Across all the lines below, how many contain the string "screenshot"? Please reply with the number only.
════════
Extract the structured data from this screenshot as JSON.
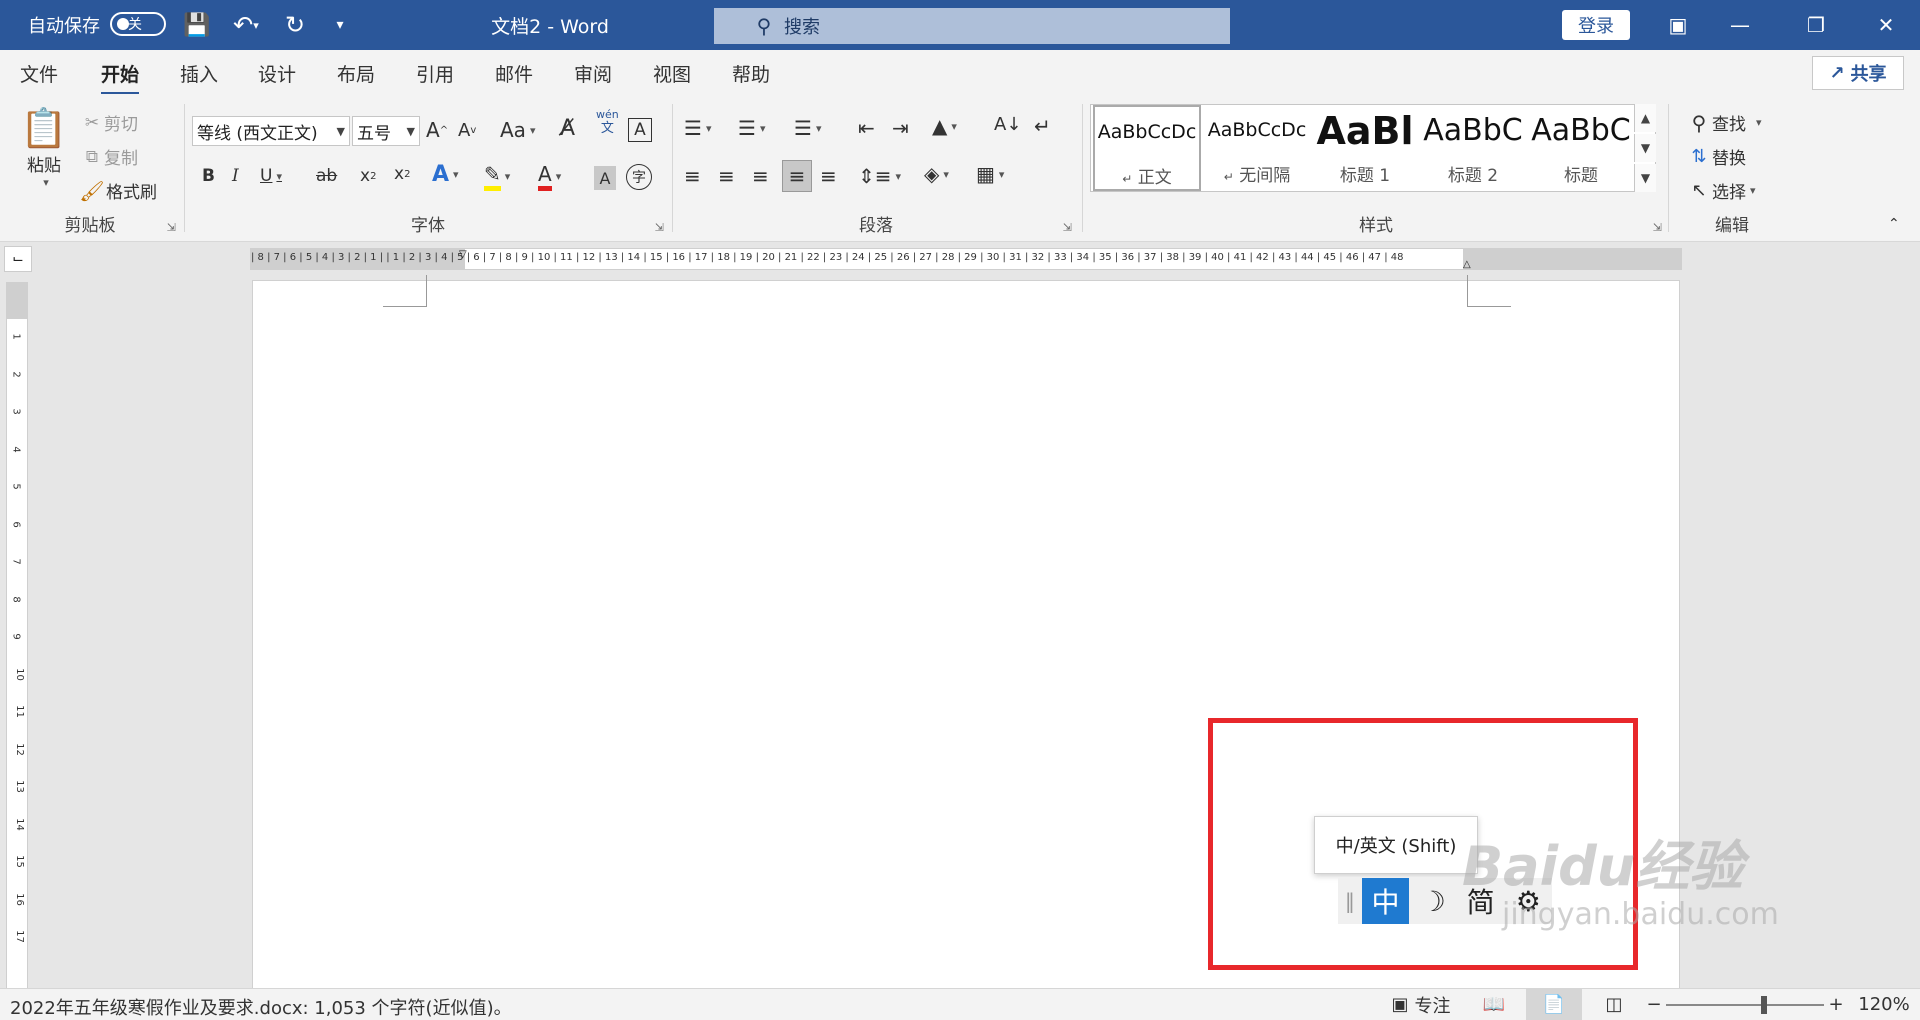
{
  "titlebar": {
    "autosave_label": "自动保存",
    "autosave_state": "关",
    "doc_title": "文档2  -  Word",
    "search_placeholder": "搜索",
    "login": "登录",
    "accent": "#2b579a"
  },
  "tabs": [
    "文件",
    "开始",
    "插入",
    "设计",
    "布局",
    "引用",
    "邮件",
    "审阅",
    "视图",
    "帮助"
  ],
  "active_tab": "开始",
  "share": "共享",
  "clipboard": {
    "paste": "粘贴",
    "cut": "剪切",
    "copy": "复制",
    "format_painter": "格式刷",
    "group": "剪贴板"
  },
  "font": {
    "family": "等线 (西文正文)",
    "size": "五号",
    "group": "字体",
    "change_case": "Aa",
    "pinyin": "wén",
    "pinyin_char": "文"
  },
  "paragraph": {
    "group": "段落"
  },
  "styles": {
    "group": "样式",
    "items": [
      {
        "sample": "AaBbCcDc",
        "name": "正文",
        "mark": "↵"
      },
      {
        "sample": "AaBbCcDc",
        "name": "无间隔",
        "mark": "↵"
      },
      {
        "sample": "AaBl",
        "name": "标题 1"
      },
      {
        "sample": "AaBbC",
        "name": "标题 2"
      },
      {
        "sample": "AaBbC",
        "name": "标题"
      }
    ]
  },
  "editing": {
    "find": "查找",
    "replace": "替换",
    "select": "选择",
    "group": "编辑"
  },
  "ruler": {
    "horizontal": "| 8 | 7 | 6 | 5 | 4 | 3 | 2 | 1 |    | 1 | 2 | 3 | 4 | 5 | 6 | 7 | 8 | 9 | 10 | 11 | 12 | 13 | 14 | 15 | 16 | 17 | 18 | 19 | 20 | 21 | 22 | 23 | 24 | 25 | 26 | 27 | 28 | 29 | 30 | 31 | 32 | 33 | 34 | 35 | 36 | 37 | 38 | 39 | 40 | 41 | 42 | 43 | 44 | 45 | 46 | 47 | 48",
    "vertical": [
      "1",
      "2",
      "3",
      "4",
      "5",
      "6",
      "7",
      "8",
      "9",
      "10",
      "11",
      "12",
      "13",
      "14",
      "15",
      "16",
      "17"
    ]
  },
  "ime": {
    "tooltip": "中/英文 (Shift)",
    "mode": "中",
    "moon": "☽",
    "simplified": "简",
    "gear": "⚙"
  },
  "watermark": {
    "brand": "Baidu经验",
    "url": "jingyan.baidu.com"
  },
  "status": {
    "text": "2022年五年级寒假作业及要求.docx: 1,053 个字符(近似值)。",
    "focus": "专注",
    "zoom": "120%",
    "zoom_fraction": 0.62,
    "minus": "−",
    "plus": "+"
  },
  "colors": {
    "highlight_box": "#e8282b",
    "ime_active": "#1f7ad0"
  }
}
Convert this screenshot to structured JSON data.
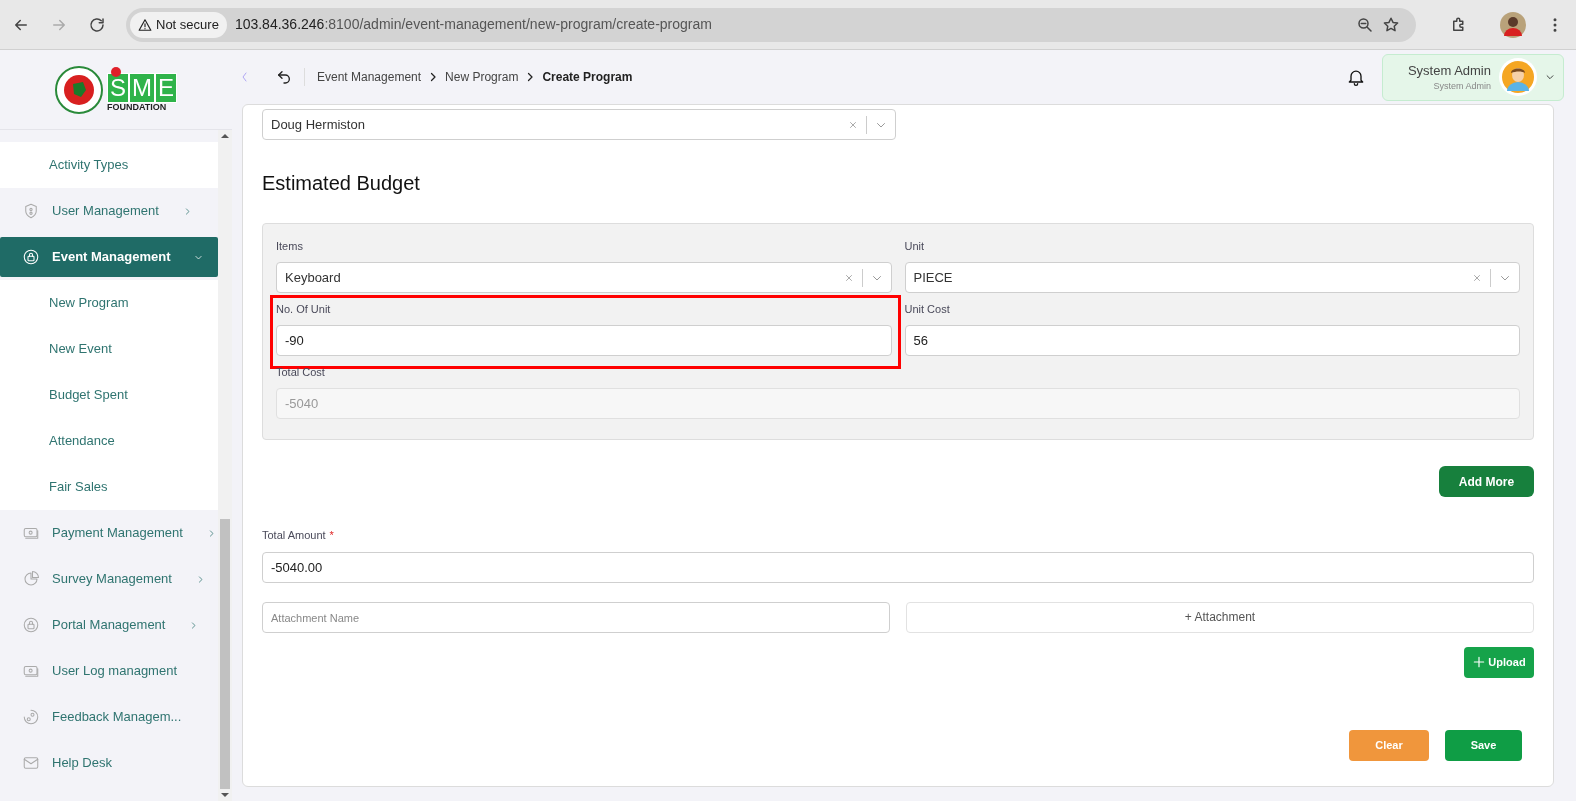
{
  "browser": {
    "security": "Not secure",
    "url_host": "103.84.36.246",
    "url_rest": ":8100/admin/event-management/new-program/create-program"
  },
  "logo": {
    "letters": [
      "S",
      "M",
      "E"
    ],
    "tagline": "FOUNDATION"
  },
  "sidebar": {
    "items": [
      {
        "kind": "sub",
        "label": "Activity Types",
        "selected": false
      },
      {
        "kind": "group",
        "label": "User Management",
        "selected": false,
        "expanded": false,
        "submenu": true
      },
      {
        "kind": "group",
        "label": "Event Management",
        "selected": true,
        "expanded": true,
        "submenu": true,
        "children": [
          {
            "kind": "sub",
            "label": "New Program",
            "selected": false
          },
          {
            "kind": "sub",
            "label": "New Event",
            "selected": false
          },
          {
            "kind": "sub",
            "label": "Budget Spent",
            "selected": false
          },
          {
            "kind": "sub",
            "label": "Attendance",
            "selected": false
          },
          {
            "kind": "sub",
            "label": "Fair Sales",
            "selected": false
          }
        ]
      },
      {
        "kind": "group",
        "label": "Payment Management",
        "selected": false,
        "expanded": false,
        "submenu": true
      },
      {
        "kind": "group",
        "label": "Survey Management",
        "selected": false,
        "expanded": false,
        "submenu": true
      },
      {
        "kind": "group",
        "label": "Portal Management",
        "selected": false,
        "expanded": false,
        "submenu": true
      },
      {
        "kind": "group",
        "label": "User Log managment",
        "selected": false,
        "submenu": false
      },
      {
        "kind": "group",
        "label": "Feedback Managem...",
        "selected": false,
        "submenu": false
      },
      {
        "kind": "group",
        "label": "Help Desk",
        "selected": false,
        "submenu": false
      }
    ]
  },
  "header": {
    "breadcrumb": [
      "Event Management",
      "New Program",
      "Create Program"
    ],
    "user": {
      "name": "System Admin",
      "role": "System Admin"
    }
  },
  "form": {
    "owner_select": {
      "value": "Doug Hermiston"
    },
    "section_title": "Estimated Budget",
    "budget": {
      "items": {
        "label": "Items",
        "value": "Keyboard"
      },
      "unit": {
        "label": "Unit",
        "value": "PIECE"
      },
      "no_of_unit": {
        "label": "No. Of Unit",
        "value": "-90",
        "highlighted": true
      },
      "unit_cost": {
        "label": "Unit Cost",
        "value": "56"
      },
      "total_cost": {
        "label": "Total Cost",
        "value": "-5040",
        "disabled": true
      }
    },
    "add_more": "Add More",
    "total_amount": {
      "label": "Total Amount",
      "required_mark": "*",
      "value": "-5040.00"
    },
    "attachment_name": {
      "placeholder": "Attachment Name"
    },
    "attachment_button": "+ Attachment",
    "upload": "Upload",
    "clear": "Clear",
    "save": "Save"
  }
}
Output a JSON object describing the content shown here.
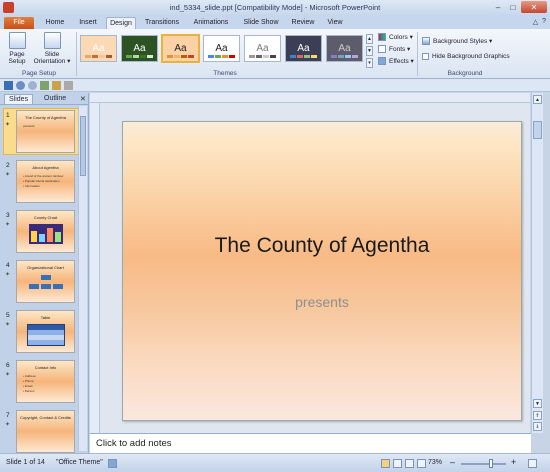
{
  "window": {
    "title": "ind_5334_slide.ppt [Compatibility Mode] - Microsoft PowerPoint",
    "min": "–",
    "max": "□",
    "close": "✕"
  },
  "ribbon_tabs": [
    {
      "label": "File"
    },
    {
      "label": "Home"
    },
    {
      "label": "Insert"
    },
    {
      "label": "Design"
    },
    {
      "label": "Transitions"
    },
    {
      "label": "Animations"
    },
    {
      "label": "Slide Show"
    },
    {
      "label": "Review"
    },
    {
      "label": "View"
    }
  ],
  "ribbon": {
    "page_setup": {
      "label": "Page\nSetup",
      "label1": "Page",
      "label2": "Setup"
    },
    "slide_orientation": {
      "label1": "Slide",
      "label2": "Orientation ▾"
    },
    "group_page_setup": "Page Setup",
    "group_themes": "Themes",
    "group_background": "Background",
    "themes": [
      {
        "label": "Aa",
        "bg": "#fcd9b5",
        "fg": "#ffffff"
      },
      {
        "label": "Aa",
        "bg": "#2d5224",
        "fg": "#ffffff"
      },
      {
        "label": "Aa",
        "bg": "#fbd2a6",
        "fg": "#222222"
      },
      {
        "label": "Aa",
        "bg": "#ffffff",
        "fg": "#222222"
      },
      {
        "label": "Aa",
        "bg": "#ffffff",
        "fg": "#777777"
      },
      {
        "label": "Aa",
        "bg": "#3a3f55",
        "fg": "#ffffff"
      },
      {
        "label": "Aa",
        "bg": "#5c5c6c",
        "fg": "#cccccc"
      }
    ],
    "colors": "Colors ▾",
    "fonts": "Fonts ▾",
    "effects": "Effects ▾",
    "background_styles": "Background Styles ▾",
    "hide_background_graphics": "Hide Background Graphics"
  },
  "panel": {
    "tabs": [
      "Slides",
      "Outline"
    ],
    "close": "✕",
    "slides": [
      {
        "num": "1",
        "title": "The County of Agentha",
        "lines": [
          "presents"
        ]
      },
      {
        "num": "2",
        "title": "About Agentha",
        "lines": [
          "• A land of the ancient rainbow",
          "• Popular tourist destination",
          "• Information"
        ]
      },
      {
        "num": "3",
        "title": "County Chart",
        "lines": []
      },
      {
        "num": "4",
        "title": "Organizational Chart",
        "lines": []
      },
      {
        "num": "5",
        "title": "Table",
        "lines": []
      },
      {
        "num": "6",
        "title": "Contact Info",
        "lines": [
          "• Address",
          "• Phone",
          "• Email",
          "• Person"
        ]
      },
      {
        "num": "7",
        "title": "Copyright, Contact & Credits",
        "lines": []
      }
    ]
  },
  "slide": {
    "title": "The County of Agentha",
    "subtitle": "presents"
  },
  "notes": {
    "placeholder": "Click to add notes"
  },
  "status": {
    "slide_info": "Slide 1 of 14",
    "theme": "\"Office Theme\"",
    "zoom": "73%",
    "minus": "–",
    "plus": "+"
  }
}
════════
§ **Completed exercise**: 2